Exercise requirements: Transcribe all the records with complete accuracy.

Data provided:

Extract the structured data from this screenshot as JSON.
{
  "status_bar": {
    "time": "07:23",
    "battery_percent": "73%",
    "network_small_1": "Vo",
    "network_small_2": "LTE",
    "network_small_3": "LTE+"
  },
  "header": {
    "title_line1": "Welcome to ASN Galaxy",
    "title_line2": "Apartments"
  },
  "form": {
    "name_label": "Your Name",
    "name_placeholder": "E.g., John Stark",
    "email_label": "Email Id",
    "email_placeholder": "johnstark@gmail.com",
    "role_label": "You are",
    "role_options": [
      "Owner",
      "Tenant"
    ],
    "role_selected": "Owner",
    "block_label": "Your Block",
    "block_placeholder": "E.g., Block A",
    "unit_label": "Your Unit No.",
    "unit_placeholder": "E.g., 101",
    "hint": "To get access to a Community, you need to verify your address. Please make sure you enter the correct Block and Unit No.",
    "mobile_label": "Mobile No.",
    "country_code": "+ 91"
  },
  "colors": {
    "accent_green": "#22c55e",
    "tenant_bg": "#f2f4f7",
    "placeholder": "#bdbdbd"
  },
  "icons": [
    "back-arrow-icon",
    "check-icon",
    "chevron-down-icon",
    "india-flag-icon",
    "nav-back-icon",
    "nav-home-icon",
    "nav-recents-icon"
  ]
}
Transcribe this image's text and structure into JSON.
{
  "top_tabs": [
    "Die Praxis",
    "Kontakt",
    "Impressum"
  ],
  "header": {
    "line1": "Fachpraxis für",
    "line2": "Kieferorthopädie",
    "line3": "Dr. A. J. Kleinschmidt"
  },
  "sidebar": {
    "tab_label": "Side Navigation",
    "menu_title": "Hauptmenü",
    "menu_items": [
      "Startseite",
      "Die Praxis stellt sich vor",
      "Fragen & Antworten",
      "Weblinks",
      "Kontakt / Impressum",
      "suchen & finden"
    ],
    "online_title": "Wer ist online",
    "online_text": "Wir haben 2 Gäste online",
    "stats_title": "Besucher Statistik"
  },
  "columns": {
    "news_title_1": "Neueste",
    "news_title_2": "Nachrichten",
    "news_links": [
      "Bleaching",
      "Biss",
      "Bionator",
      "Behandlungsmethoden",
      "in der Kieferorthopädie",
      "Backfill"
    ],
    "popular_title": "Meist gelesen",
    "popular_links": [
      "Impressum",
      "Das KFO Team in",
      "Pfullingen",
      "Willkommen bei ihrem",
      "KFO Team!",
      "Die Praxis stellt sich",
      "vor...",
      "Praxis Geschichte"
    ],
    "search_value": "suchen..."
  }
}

Exercise result:
Extract the structured data from this screenshot as JSON.
{
  "status_bar": {
    "time": "07:23",
    "battery_percent": "73%",
    "network_small_1": "Vo",
    "network_small_2": "LTE",
    "network_small_3": "LTE+"
  },
  "header": {
    "title_line1": "Welcome to ASN Galaxy",
    "title_line2": "Apartments"
  },
  "form": {
    "name_label": "Your Name",
    "name_placeholder": "E.g., John Stark",
    "email_label": "Email Id",
    "email_placeholder": "johnstark@gmail.com",
    "role_label": "You are",
    "role_options": [
      "Owner",
      "Tenant"
    ],
    "role_selected": "Owner",
    "block_label": "Your Block",
    "block_placeholder": "E.g., Block A",
    "unit_label": "Your Unit No.",
    "unit_placeholder": "E.g., 101",
    "hint": "To get access to a Community, you need to verify your address. Please make sure you enter the correct Block and Unit No.",
    "mobile_label": "Mobile No.",
    "country_code": "+ 91"
  },
  "colors": {
    "accent_green": "#22c55e",
    "tenant_bg": "#f2f4f7",
    "placeholder": "#bdbdbd"
  },
  "icons": [
    "back-arrow-icon",
    "check-icon",
    "chevron-down-icon",
    "india-flag-icon",
    "nav-back-icon",
    "nav-home-icon",
    "nav-recents-icon"
  ]
}
Transcribe this image's text and structure into JSON.
{
  "top_tabs": [
    "Die Praxis",
    "Kontakt",
    "Impressum"
  ],
  "header": {
    "line1": "Fachpraxis für",
    "line2": "Kieferorthopädie",
    "line3": "Dr. A. J. Kleinschmidt"
  },
  "sidebar": {
    "tab_label": "Side Navigation",
    "menu_title": "Hauptmenü",
    "menu_items": [
      "Startseite",
      "Die Praxis stellt sich vor",
      "Fragen & Antworten",
      "Weblinks",
      "Kontakt / Impressum",
      "suchen & finden"
    ],
    "online_title": "Wer ist online",
    "online_text": "Wir haben 2 Gäste online",
    "stats_title": "Besucher Statistik"
  },
  "columns": {
    "news_title_1": "Neueste",
    "news_title_2": "Nachrichten",
    "news_links": [
      "Bleaching",
      "Biss",
      "Bionator",
      "Behandlungsmethoden",
      "in der Kieferorthopädie",
      "Backfill"
    ],
    "popular_title": "Meist gelesen",
    "popular_links": [
      "Impressum",
      "Das KFO Team in",
      "Pfullingen",
      "Willkommen bei ihrem",
      "KFO Team!",
      "Die Praxis stellt sich",
      "vor...",
      "Praxis Geschichte"
    ],
    "search_value": "suchen..."
  }
}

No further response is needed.